#### What you will do:
Restate the whole listing exactly.

#### Dataset entries:
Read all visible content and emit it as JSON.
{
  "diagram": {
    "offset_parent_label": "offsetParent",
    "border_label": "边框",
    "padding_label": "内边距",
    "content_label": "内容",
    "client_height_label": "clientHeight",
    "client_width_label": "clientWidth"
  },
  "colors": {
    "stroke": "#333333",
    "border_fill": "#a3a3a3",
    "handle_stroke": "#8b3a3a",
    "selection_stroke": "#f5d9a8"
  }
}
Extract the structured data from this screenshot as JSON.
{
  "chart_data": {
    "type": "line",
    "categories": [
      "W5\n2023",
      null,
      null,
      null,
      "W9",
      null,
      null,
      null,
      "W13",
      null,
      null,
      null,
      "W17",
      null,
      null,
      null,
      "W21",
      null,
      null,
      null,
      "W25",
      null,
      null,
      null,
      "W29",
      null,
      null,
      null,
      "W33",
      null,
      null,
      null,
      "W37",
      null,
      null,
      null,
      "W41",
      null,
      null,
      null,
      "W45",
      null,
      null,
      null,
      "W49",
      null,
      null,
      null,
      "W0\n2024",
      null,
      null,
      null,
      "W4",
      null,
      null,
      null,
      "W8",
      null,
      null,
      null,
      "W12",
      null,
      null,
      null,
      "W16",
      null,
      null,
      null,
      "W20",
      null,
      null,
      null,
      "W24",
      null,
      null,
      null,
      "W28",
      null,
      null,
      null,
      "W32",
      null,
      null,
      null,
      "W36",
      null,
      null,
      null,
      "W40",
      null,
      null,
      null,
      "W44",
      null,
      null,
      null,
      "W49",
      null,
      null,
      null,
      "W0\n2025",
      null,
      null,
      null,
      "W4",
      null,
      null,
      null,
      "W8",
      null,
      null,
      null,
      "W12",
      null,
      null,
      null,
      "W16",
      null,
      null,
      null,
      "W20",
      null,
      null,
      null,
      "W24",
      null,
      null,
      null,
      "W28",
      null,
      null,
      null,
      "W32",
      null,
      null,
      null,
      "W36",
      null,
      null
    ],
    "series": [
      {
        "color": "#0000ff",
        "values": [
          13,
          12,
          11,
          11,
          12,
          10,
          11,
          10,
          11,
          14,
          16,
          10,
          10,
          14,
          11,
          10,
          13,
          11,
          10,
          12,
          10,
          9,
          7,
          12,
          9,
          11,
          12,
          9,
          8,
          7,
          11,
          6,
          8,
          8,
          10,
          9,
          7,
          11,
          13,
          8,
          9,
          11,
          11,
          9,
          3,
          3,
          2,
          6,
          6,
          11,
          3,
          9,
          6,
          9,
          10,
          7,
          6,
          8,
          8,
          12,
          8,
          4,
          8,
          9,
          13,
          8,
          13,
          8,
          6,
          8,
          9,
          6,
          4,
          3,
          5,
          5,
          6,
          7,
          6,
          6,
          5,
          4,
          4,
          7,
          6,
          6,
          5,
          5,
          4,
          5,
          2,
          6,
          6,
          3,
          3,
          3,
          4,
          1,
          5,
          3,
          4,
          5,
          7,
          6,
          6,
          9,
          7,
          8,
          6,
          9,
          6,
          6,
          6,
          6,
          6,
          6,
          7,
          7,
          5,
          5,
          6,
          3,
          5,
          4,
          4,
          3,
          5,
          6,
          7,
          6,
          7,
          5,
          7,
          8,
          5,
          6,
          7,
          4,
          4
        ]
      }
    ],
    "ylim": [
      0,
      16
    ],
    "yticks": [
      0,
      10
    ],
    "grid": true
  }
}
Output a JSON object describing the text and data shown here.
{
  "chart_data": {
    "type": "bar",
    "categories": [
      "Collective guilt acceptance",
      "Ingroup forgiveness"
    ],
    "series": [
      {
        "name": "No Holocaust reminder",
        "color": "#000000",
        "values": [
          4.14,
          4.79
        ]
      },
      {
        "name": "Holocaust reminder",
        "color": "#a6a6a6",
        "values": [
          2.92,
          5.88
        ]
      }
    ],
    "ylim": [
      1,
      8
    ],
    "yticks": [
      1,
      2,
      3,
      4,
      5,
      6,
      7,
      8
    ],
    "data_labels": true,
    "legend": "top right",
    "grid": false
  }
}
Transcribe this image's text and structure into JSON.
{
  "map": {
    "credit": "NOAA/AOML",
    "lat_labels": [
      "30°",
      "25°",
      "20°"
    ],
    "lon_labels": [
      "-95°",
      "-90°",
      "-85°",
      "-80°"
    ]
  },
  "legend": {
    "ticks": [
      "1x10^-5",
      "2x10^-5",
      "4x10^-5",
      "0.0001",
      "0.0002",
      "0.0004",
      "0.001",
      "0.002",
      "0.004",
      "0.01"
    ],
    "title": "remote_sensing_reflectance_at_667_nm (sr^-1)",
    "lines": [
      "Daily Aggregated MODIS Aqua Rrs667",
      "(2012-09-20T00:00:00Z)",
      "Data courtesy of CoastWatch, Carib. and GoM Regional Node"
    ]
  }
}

#### Exercise response:
Read all visible content and emit it as JSON.
{
  "diagram": {
    "offset_parent_label": "offsetParent",
    "border_label": "边框",
    "padding_label": "内边距",
    "content_label": "内容",
    "client_height_label": "clientHeight",
    "client_width_label": "clientWidth"
  },
  "colors": {
    "stroke": "#333333",
    "border_fill": "#a3a3a3",
    "handle_stroke": "#8b3a3a",
    "selection_stroke": "#f5d9a8"
  }
}
Extract the structured data from this screenshot as JSON.
{
  "chart_data": {
    "type": "line",
    "categories": [
      "W5\n2023",
      null,
      null,
      null,
      "W9",
      null,
      null,
      null,
      "W13",
      null,
      null,
      null,
      "W17",
      null,
      null,
      null,
      "W21",
      null,
      null,
      null,
      "W25",
      null,
      null,
      null,
      "W29",
      null,
      null,
      null,
      "W33",
      null,
      null,
      null,
      "W37",
      null,
      null,
      null,
      "W41",
      null,
      null,
      null,
      "W45",
      null,
      null,
      null,
      "W49",
      null,
      null,
      null,
      "W0\n2024",
      null,
      null,
      null,
      "W4",
      null,
      null,
      null,
      "W8",
      null,
      null,
      null,
      "W12",
      null,
      null,
      null,
      "W16",
      null,
      null,
      null,
      "W20",
      null,
      null,
      null,
      "W24",
      null,
      null,
      null,
      "W28",
      null,
      null,
      null,
      "W32",
      null,
      null,
      null,
      "W36",
      null,
      null,
      null,
      "W40",
      null,
      null,
      null,
      "W44",
      null,
      null,
      null,
      "W49",
      null,
      null,
      null,
      "W0\n2025",
      null,
      null,
      null,
      "W4",
      null,
      null,
      null,
      "W8",
      null,
      null,
      null,
      "W12",
      null,
      null,
      null,
      "W16",
      null,
      null,
      null,
      "W20",
      null,
      null,
      null,
      "W24",
      null,
      null,
      null,
      "W28",
      null,
      null,
      null,
      "W32",
      null,
      null,
      null,
      "W36",
      null,
      null
    ],
    "series": [
      {
        "color": "#0000ff",
        "values": [
          13,
          12,
          11,
          11,
          12,
          10,
          11,
          10,
          11,
          14,
          16,
          10,
          10,
          14,
          11,
          10,
          13,
          11,
          10,
          12,
          10,
          9,
          7,
          12,
          9,
          11,
          12,
          9,
          8,
          7,
          11,
          6,
          8,
          8,
          10,
          9,
          7,
          11,
          13,
          8,
          9,
          11,
          11,
          9,
          3,
          3,
          2,
          6,
          6,
          11,
          3,
          9,
          6,
          9,
          10,
          7,
          6,
          8,
          8,
          12,
          8,
          4,
          8,
          9,
          13,
          8,
          13,
          8,
          6,
          8,
          9,
          6,
          4,
          3,
          5,
          5,
          6,
          7,
          6,
          6,
          5,
          4,
          4,
          7,
          6,
          6,
          5,
          5,
          4,
          5,
          2,
          6,
          6,
          3,
          3,
          3,
          4,
          1,
          5,
          3,
          4,
          5,
          7,
          6,
          6,
          9,
          7,
          8,
          6,
          9,
          6,
          6,
          6,
          6,
          6,
          6,
          7,
          7,
          5,
          5,
          6,
          3,
          5,
          4,
          4,
          3,
          5,
          6,
          7,
          6,
          7,
          5,
          7,
          8,
          5,
          6,
          7,
          4,
          4
        ]
      }
    ],
    "ylim": [
      0,
      16
    ],
    "yticks": [
      0,
      10
    ],
    "grid": true
  }
}
Output a JSON object describing the text and data shown here.
{
  "chart_data": {
    "type": "bar",
    "categories": [
      "Collective guilt acceptance",
      "Ingroup forgiveness"
    ],
    "series": [
      {
        "name": "No Holocaust reminder",
        "color": "#000000",
        "values": [
          4.14,
          4.79
        ]
      },
      {
        "name": "Holocaust reminder",
        "color": "#a6a6a6",
        "values": [
          2.92,
          5.88
        ]
      }
    ],
    "ylim": [
      1,
      8
    ],
    "yticks": [
      1,
      2,
      3,
      4,
      5,
      6,
      7,
      8
    ],
    "data_labels": true,
    "legend": "top right",
    "grid": false
  }
}
Transcribe this image's text and structure into JSON.
{
  "map": {
    "credit": "NOAA/AOML",
    "lat_labels": [
      "30°",
      "25°",
      "20°"
    ],
    "lon_labels": [
      "-95°",
      "-90°",
      "-85°",
      "-80°"
    ]
  },
  "legend": {
    "ticks": [
      "1x10^-5",
      "2x10^-5",
      "4x10^-5",
      "0.0001",
      "0.0002",
      "0.0004",
      "0.001",
      "0.002",
      "0.004",
      "0.01"
    ],
    "title": "remote_sensing_reflectance_at_667_nm (sr^-1)",
    "lines": [
      "Daily Aggregated MODIS Aqua Rrs667",
      "(2012-09-20T00:00:00Z)",
      "Data courtesy of CoastWatch, Carib. and GoM Regional Node"
    ]
  }
}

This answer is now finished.